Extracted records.
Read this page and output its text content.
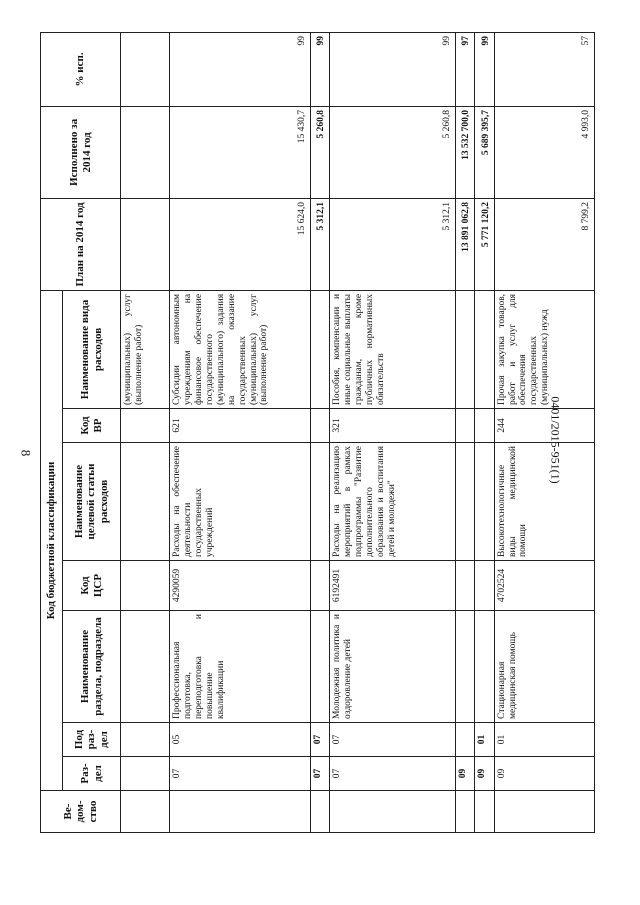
8	0401/2015-951(1)
Ве-дом-ство	Код бюджетной классификации							План на 2014 год	Исполнено за 2014 год	% исп.
	Раз-дел	Под раз-дел	Наименование раздела, подраздела	Код ЦСР	Наименование целевой статьи расходов	Код ВР	Наименование вида расходов			
							(муниципальных) услуг (выполнение работ)			
	07	05	Профессиональная подготовка, переподготовка и повышение квалификации	4290059	Расходы на обеспечение деятельности государственных учреждений	621	Субсидии автономным учреждениям на финансовое обеспечение государственного (муниципального) задания на оказание государственных (муниципальных) услуг (выполнение работ)	15 624,0	15 430,7	99
	07	07						5 312,1	5 260,8	99
	07	07	Молодежная политика и оздоровление детей	6192491	Расходы на реализацию мероприятий в рамках подпрограммы "Развитие дополнительного образования и воспитания детей и молодежи"	321	Пособия, компенсации и иные социальные выплаты гражданам, кроме публичных нормативных обязательств	5 312,1	5 260,8	99
	09							13 891 062,8	13 532 700,0	97
	09	01						5 771 120,2	5 689 395,7	99
	09	01	Стационарная медицинская помощь	4702524	Высокотехнологичные виды медицинской помощи	244	Прочая закупка товаров, работ и услуг для обеспечения государственных (муниципальных) нужд	8 799,2	4 993,0	57
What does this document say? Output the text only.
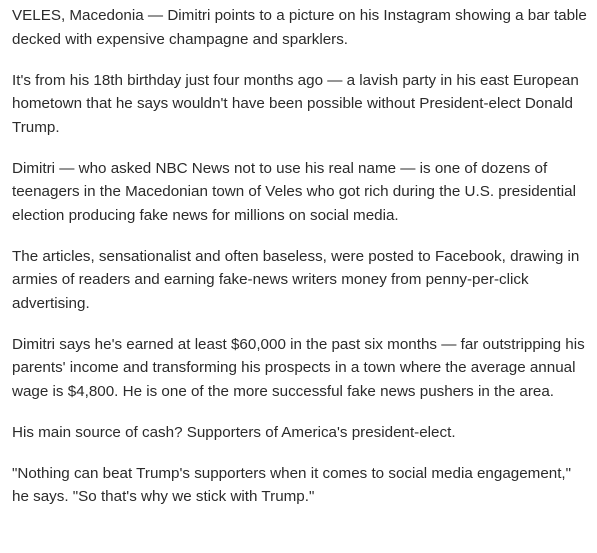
VELES, Macedonia — Dimitri points to a picture on his Instagram showing a bar table decked with expensive champagne and sparklers.

It's from his 18th birthday just four months ago — a lavish party in his east European hometown that he says wouldn't have been possible without President-elect Donald Trump.

Dimitri — who asked NBC News not to use his real name — is one of dozens of teenagers in the Macedonian town of Veles who got rich during the U.S. presidential election producing fake news for millions on social media.

The articles, sensationalist and often baseless, were posted to Facebook, drawing in armies of readers and earning fake-news writers money from penny-per-click advertising.

Dimitri says he's earned at least $60,000 in the past six months — far outstripping his parents' income and transforming his prospects in a town where the average annual wage is $4,800. He is one of the more successful fake news pushers in the area.

His main source of cash? Supporters of America's president-elect.

"Nothing can beat Trump's supporters when it comes to social media engagement," he says. "So that's why we stick with Trump."
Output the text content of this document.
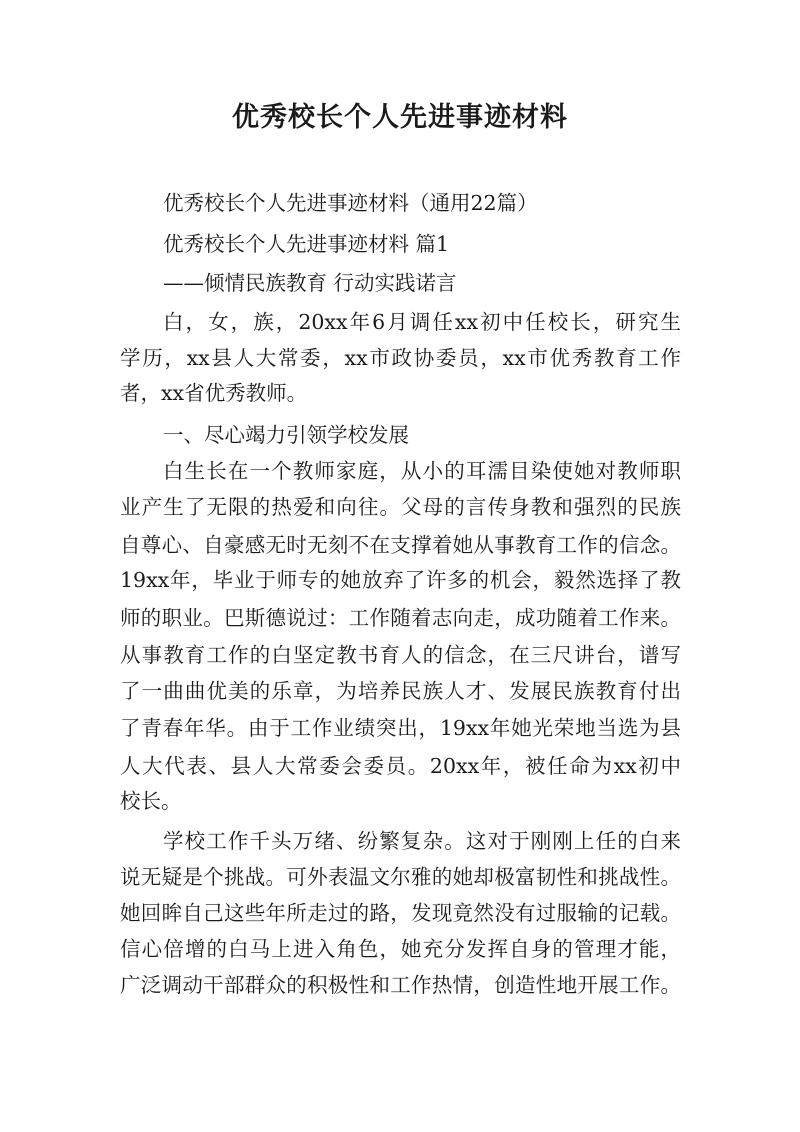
优秀校长个人先进事迹材料

优秀校长个人先进事迹材料（通用22篇）

优秀校长个人先进事迹材料 篇1

——倾情民族教育 行动实践诺言

白，女，族，20xx年6月调任xx初中任校长，研究生

学历，xx县人大常委，xx市政协委员，xx市优秀教育工作

者，xx省优秀教师。

一、尽心竭力引领学校发展

白生长在一个教师家庭，从小的耳濡目染使她对教师职

业产生了无限的热爱和向往。父母的言传身教和强烈的民族

自尊心、自豪感无时无刻不在支撑着她从事教育工作的信念。

19xx年，毕业于师专的她放弃了许多的机会，毅然选择了教

师的职业。巴斯德说过：工作随着志向走，成功随着工作来。

从事教育工作的白坚定教书育人的信念，在三尺讲台，谱写

了一曲曲优美的乐章，为培养民族人才、发展民族教育付出

了青春年华。由于工作业绩突出，19xx年她光荣地当选为县

人大代表、县人大常委会委员。20xx年，被任命为xx初中

校长。

学校工作千头万绪、纷繁复杂。这对于刚刚上任的白来

说无疑是个挑战。可外表温文尔雅的她却极富韧性和挑战性。

她回眸自己这些年所走过的路，发现竟然没有过服输的记载。

信心倍增的白马上进入角色，她充分发挥自身的管理才能，

广泛调动干部群众的积极性和工作热情，创造性地开展工作。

WHAT YOU SHOULD DO.
Reproduce the data word for word, excluding its pictures.

EXERCISE ANSWER.
Read this page and output its text content.
8	0401/2015-951(1)
Ве-дом-ство	Код бюджетной классификации							План на 2014 год	Исполнено за 2014 год	% исп.
	Раз-дел	Под раз-дел	Наименование раздела, подраздела	Код ЦСР	Наименование целевой статьи расходов	Код ВР	Наименование вида расходов			
							(муниципальных) услуг (выполнение работ)			
	07	05	Профессиональная подготовка, переподготовка и повышение квалификации	4290059	Расходы на обеспечение деятельности государственных учреждений	621	Субсидии автономным учреждениям на финансовое обеспечение государственного (муниципального) задания на оказание государственных (муниципальных) услуг (выполнение работ)	15 624,0	15 430,7	99
	07	07						5 312,1	5 260,8	99
	07	07	Молодежная политика и оздоровление детей	6192491	Расходы на реализацию мероприятий в рамках подпрограммы "Развитие дополнительного образования и воспитания детей и молодежи"	321	Пособия, компенсации и иные социальные выплаты гражданам, кроме публичных нормативных обязательств	5 312,1	5 260,8	99
	09							13 891 062,8	13 532 700,0	97
	09	01						5 771 120,2	5 689 395,7	99
	09	01	Стационарная медицинская помощь	4702524	Высокотехнологичные виды медицинской помощи	244	Прочая закупка товаров, работ и услуг для обеспечения государственных (муниципальных) нужд	8 799,2	4 993,0	57
What does this document say? Output the text only.
VELES, Macedonia — Dimitri points to a picture on his Instagram showing a bar table decked with expensive champagne and sparklers.

It's from his 18th birthday just four months ago — a lavish party in his east European hometown that he says wouldn't have been possible without President-elect Donald Trump.

Dimitri — who asked NBC News not to use his real name — is one of dozens of teenagers in the Macedonian town of Veles who got rich during the U.S. presidential election producing fake news for millions on social media.

The articles, sensationalist and often baseless, were posted to Facebook, drawing in armies of readers and earning fake-news writers money from penny-per-click advertising.

Dimitri says he's earned at least $60,000 in the past six months — far outstripping his parents' income and transforming his prospects in a town where the average annual wage is $4,800. He is one of the more successful fake news pushers in the area.

His main source of cash? Supporters of America's president-elect.

"Nothing can beat Trump's supporters when it comes to social media engagement," he says. "So that's why we stick with Trump."
Output the text content of this document.
优秀校长个人先进事迹材料

优秀校长个人先进事迹材料（通用22篇）

优秀校长个人先进事迹材料 篇1

——倾情民族教育 行动实践诺言

白，女，族，20xx年6月调任xx初中任校长，研究生

学历，xx县人大常委，xx市政协委员，xx市优秀教育工作

者，xx省优秀教师。

一、尽心竭力引领学校发展

白生长在一个教师家庭，从小的耳濡目染使她对教师职

业产生了无限的热爱和向往。父母的言传身教和强烈的民族

自尊心、自豪感无时无刻不在支撑着她从事教育工作的信念。

19xx年，毕业于师专的她放弃了许多的机会，毅然选择了教

师的职业。巴斯德说过：工作随着志向走，成功随着工作来。

从事教育工作的白坚定教书育人的信念，在三尺讲台，谱写

了一曲曲优美的乐章，为培养民族人才、发展民族教育付出

了青春年华。由于工作业绩突出，19xx年她光荣地当选为县

人大代表、县人大常委会委员。20xx年，被任命为xx初中

校长。

学校工作千头万绪、纷繁复杂。这对于刚刚上任的白来

说无疑是个挑战。可外表温文尔雅的她却极富韧性和挑战性。

她回眸自己这些年所走过的路，发现竟然没有过服输的记载。

信心倍增的白马上进入角色，她充分发挥自身的管理才能，

广泛调动干部群众的积极性和工作热情，创造性地开展工作。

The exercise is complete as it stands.